• DIRECTION: How many lines of these records hold the string "JSON"? Reply with the number alone.

:: SUPPLIED MATERIAL

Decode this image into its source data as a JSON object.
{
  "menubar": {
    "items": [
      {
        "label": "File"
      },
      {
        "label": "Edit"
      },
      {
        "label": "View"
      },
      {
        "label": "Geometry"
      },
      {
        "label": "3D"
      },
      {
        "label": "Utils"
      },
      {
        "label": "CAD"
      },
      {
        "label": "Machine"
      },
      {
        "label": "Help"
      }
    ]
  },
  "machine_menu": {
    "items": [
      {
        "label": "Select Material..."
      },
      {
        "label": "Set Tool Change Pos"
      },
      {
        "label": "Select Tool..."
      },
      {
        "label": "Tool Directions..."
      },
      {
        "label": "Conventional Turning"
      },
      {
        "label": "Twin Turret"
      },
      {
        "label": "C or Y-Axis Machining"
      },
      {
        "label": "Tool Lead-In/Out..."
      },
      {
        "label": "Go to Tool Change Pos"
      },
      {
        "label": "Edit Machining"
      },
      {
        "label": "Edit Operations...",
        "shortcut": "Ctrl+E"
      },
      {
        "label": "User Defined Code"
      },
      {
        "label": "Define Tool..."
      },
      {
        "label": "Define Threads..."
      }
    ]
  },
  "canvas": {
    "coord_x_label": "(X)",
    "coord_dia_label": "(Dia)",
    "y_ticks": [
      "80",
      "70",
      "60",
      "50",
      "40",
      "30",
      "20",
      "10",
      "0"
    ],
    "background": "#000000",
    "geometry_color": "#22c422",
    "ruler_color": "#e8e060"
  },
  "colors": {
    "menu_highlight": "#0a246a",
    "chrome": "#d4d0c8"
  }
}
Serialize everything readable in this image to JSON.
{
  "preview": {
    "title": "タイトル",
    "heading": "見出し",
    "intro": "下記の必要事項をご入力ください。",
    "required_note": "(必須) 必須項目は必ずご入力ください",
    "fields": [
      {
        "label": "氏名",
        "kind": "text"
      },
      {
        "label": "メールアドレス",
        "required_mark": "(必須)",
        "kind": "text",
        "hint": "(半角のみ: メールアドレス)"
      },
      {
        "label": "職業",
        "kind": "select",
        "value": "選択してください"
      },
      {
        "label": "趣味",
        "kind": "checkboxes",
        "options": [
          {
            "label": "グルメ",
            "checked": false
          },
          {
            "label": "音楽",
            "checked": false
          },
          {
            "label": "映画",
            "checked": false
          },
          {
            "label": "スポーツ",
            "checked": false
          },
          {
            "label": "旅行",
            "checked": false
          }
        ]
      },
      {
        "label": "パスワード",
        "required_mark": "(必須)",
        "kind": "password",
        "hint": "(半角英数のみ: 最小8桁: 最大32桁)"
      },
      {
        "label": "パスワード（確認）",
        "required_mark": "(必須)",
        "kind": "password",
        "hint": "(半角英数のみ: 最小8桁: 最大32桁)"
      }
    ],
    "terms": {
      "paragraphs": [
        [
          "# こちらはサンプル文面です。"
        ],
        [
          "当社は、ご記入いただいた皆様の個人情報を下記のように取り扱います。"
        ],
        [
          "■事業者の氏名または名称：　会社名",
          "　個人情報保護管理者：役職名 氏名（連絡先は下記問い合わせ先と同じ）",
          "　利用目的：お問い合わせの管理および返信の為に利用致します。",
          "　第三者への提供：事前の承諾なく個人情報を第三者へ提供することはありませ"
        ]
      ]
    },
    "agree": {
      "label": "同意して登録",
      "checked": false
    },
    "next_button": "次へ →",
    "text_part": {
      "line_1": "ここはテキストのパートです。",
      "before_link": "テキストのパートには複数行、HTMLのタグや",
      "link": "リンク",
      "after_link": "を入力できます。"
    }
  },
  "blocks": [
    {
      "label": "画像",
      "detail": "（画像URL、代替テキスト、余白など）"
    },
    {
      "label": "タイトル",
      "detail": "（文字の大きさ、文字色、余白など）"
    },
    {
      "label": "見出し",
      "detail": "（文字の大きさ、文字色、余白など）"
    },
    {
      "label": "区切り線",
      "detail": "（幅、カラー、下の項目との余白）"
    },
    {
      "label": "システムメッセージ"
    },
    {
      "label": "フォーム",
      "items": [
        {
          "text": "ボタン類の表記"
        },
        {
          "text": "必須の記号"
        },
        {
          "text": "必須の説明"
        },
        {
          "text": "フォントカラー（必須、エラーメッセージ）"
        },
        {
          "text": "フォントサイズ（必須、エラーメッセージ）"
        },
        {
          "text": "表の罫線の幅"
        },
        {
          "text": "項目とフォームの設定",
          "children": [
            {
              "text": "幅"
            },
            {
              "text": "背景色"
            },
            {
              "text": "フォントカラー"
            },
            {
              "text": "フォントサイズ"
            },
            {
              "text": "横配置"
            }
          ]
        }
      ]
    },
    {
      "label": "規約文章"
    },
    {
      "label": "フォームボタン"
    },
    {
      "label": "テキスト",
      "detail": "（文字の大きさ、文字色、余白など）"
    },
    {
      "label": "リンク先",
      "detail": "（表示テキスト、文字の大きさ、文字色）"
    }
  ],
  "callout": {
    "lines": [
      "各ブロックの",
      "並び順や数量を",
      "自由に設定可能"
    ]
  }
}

::::

• SOLVED PROBLEM: 2